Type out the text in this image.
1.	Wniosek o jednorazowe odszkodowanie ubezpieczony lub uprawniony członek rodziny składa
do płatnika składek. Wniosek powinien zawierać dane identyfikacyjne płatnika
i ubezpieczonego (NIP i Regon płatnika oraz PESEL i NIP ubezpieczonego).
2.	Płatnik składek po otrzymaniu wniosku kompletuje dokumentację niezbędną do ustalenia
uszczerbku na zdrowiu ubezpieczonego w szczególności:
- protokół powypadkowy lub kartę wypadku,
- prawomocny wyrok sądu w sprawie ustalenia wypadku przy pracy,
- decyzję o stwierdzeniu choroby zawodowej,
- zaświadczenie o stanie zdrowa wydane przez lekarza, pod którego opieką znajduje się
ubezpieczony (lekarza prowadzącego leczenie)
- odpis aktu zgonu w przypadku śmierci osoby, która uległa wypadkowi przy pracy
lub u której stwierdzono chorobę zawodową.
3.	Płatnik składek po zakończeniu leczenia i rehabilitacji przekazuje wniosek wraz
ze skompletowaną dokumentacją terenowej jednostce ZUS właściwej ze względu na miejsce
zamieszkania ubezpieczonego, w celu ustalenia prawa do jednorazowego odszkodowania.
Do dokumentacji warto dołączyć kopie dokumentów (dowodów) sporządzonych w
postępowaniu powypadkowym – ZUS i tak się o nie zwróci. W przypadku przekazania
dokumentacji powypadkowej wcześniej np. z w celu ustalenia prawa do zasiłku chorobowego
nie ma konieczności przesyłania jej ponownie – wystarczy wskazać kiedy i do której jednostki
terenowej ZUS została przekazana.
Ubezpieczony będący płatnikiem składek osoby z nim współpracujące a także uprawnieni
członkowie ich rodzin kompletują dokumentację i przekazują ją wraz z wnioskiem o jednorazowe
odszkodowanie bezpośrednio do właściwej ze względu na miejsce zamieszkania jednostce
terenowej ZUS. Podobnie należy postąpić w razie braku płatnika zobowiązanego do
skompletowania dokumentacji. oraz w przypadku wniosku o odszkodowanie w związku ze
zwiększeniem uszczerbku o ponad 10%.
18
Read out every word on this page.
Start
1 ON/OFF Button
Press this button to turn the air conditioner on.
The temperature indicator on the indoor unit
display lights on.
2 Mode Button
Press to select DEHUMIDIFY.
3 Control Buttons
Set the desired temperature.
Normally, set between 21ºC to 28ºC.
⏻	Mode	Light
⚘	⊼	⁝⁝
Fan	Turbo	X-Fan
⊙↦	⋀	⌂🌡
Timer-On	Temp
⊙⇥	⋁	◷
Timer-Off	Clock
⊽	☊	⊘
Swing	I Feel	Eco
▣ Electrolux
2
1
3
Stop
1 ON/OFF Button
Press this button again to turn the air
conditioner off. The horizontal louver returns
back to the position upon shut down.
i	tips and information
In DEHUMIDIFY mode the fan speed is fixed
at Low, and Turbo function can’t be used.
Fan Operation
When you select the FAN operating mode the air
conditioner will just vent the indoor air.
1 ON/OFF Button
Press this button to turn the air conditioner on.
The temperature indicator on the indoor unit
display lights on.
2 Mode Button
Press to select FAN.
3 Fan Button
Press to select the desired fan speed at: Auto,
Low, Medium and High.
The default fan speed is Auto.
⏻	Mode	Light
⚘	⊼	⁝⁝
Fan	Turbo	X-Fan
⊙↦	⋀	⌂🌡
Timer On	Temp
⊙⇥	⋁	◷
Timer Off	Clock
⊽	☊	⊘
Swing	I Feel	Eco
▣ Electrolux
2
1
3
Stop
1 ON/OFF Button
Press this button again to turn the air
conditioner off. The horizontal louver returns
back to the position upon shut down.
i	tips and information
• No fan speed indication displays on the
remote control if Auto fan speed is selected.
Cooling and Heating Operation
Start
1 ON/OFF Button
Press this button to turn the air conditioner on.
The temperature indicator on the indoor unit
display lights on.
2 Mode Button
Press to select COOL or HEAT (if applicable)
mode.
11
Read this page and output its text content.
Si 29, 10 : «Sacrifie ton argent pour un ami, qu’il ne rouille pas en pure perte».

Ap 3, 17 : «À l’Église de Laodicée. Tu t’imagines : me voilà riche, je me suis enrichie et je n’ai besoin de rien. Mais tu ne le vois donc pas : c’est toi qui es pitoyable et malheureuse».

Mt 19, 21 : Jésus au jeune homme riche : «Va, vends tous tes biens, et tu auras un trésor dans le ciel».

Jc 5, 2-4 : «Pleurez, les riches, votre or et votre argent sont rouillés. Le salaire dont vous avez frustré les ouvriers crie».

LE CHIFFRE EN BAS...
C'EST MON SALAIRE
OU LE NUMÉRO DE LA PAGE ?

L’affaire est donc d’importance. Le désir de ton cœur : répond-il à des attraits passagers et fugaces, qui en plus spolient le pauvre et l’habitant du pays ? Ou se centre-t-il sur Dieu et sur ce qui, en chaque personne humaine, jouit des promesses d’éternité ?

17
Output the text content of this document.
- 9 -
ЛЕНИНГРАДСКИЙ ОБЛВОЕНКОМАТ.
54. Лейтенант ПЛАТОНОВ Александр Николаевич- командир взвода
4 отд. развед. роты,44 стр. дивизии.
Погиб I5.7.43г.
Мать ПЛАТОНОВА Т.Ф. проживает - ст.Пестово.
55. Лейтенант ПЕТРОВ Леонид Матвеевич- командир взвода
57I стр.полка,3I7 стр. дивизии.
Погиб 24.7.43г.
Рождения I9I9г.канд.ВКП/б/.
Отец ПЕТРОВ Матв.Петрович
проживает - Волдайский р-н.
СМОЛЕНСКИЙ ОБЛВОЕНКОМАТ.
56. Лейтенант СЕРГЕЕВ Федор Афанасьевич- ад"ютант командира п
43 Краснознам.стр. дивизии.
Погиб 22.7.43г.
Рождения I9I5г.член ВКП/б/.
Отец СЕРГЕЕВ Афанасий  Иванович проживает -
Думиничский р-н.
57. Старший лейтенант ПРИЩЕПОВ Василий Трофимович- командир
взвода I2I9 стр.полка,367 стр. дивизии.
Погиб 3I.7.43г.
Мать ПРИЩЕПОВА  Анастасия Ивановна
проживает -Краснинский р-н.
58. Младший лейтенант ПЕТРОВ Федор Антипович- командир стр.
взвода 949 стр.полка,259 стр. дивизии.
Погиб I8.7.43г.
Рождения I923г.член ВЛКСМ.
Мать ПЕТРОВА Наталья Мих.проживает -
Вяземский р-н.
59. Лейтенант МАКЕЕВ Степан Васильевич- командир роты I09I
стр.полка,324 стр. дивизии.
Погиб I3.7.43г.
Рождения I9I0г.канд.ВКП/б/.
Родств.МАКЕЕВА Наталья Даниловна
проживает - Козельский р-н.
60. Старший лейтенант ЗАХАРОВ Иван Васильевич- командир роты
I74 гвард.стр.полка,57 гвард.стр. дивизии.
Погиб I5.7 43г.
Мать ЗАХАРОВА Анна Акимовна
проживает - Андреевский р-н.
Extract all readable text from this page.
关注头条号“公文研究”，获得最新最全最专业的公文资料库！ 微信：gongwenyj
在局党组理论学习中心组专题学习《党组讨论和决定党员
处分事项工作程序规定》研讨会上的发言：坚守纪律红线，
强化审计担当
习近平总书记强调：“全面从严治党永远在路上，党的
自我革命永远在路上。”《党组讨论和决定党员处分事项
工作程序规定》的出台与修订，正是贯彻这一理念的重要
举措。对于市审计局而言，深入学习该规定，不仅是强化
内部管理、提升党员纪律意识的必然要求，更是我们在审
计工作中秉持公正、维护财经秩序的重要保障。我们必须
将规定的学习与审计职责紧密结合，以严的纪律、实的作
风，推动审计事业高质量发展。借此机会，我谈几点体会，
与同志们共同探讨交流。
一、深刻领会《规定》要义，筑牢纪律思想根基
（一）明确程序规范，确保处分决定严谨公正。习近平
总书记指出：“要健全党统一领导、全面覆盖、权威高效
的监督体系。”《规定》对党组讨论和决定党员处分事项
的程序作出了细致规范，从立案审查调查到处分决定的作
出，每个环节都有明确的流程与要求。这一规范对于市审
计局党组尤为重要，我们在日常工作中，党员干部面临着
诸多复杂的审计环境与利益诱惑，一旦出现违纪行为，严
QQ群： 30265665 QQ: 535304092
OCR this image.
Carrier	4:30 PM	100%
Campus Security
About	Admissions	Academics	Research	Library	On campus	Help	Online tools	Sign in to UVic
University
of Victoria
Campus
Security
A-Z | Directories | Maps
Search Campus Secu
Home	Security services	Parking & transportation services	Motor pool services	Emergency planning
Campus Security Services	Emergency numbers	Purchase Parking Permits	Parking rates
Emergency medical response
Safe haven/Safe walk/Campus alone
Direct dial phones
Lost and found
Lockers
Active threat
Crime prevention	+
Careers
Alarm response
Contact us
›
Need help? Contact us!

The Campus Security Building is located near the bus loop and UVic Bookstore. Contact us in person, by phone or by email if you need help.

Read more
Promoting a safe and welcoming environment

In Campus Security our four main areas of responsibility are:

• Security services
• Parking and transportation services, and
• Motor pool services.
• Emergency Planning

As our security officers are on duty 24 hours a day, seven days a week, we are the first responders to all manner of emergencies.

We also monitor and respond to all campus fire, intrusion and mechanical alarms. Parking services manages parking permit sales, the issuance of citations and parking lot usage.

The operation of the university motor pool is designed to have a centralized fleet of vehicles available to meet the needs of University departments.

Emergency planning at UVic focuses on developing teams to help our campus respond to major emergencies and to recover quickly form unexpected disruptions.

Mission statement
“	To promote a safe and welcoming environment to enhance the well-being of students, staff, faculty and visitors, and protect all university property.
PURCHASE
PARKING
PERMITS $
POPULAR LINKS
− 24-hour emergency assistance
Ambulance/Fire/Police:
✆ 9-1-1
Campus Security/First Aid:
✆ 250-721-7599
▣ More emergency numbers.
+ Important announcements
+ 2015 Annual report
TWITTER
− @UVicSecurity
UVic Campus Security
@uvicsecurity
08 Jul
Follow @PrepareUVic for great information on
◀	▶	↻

Given problem
Search the entries for the word "полка" and gather every line where it appears.

Task solution
57I стр.полка,3I7 стр. дивизии.
взвода I2I9 стр.полка,367 стр. дивизии.
взвода 949 стр.полка,259 стр. дивизии.
стр.полка,324 стр. дивизии.
I74 гвард.стр.полка,57 гвард.стр. дивизии.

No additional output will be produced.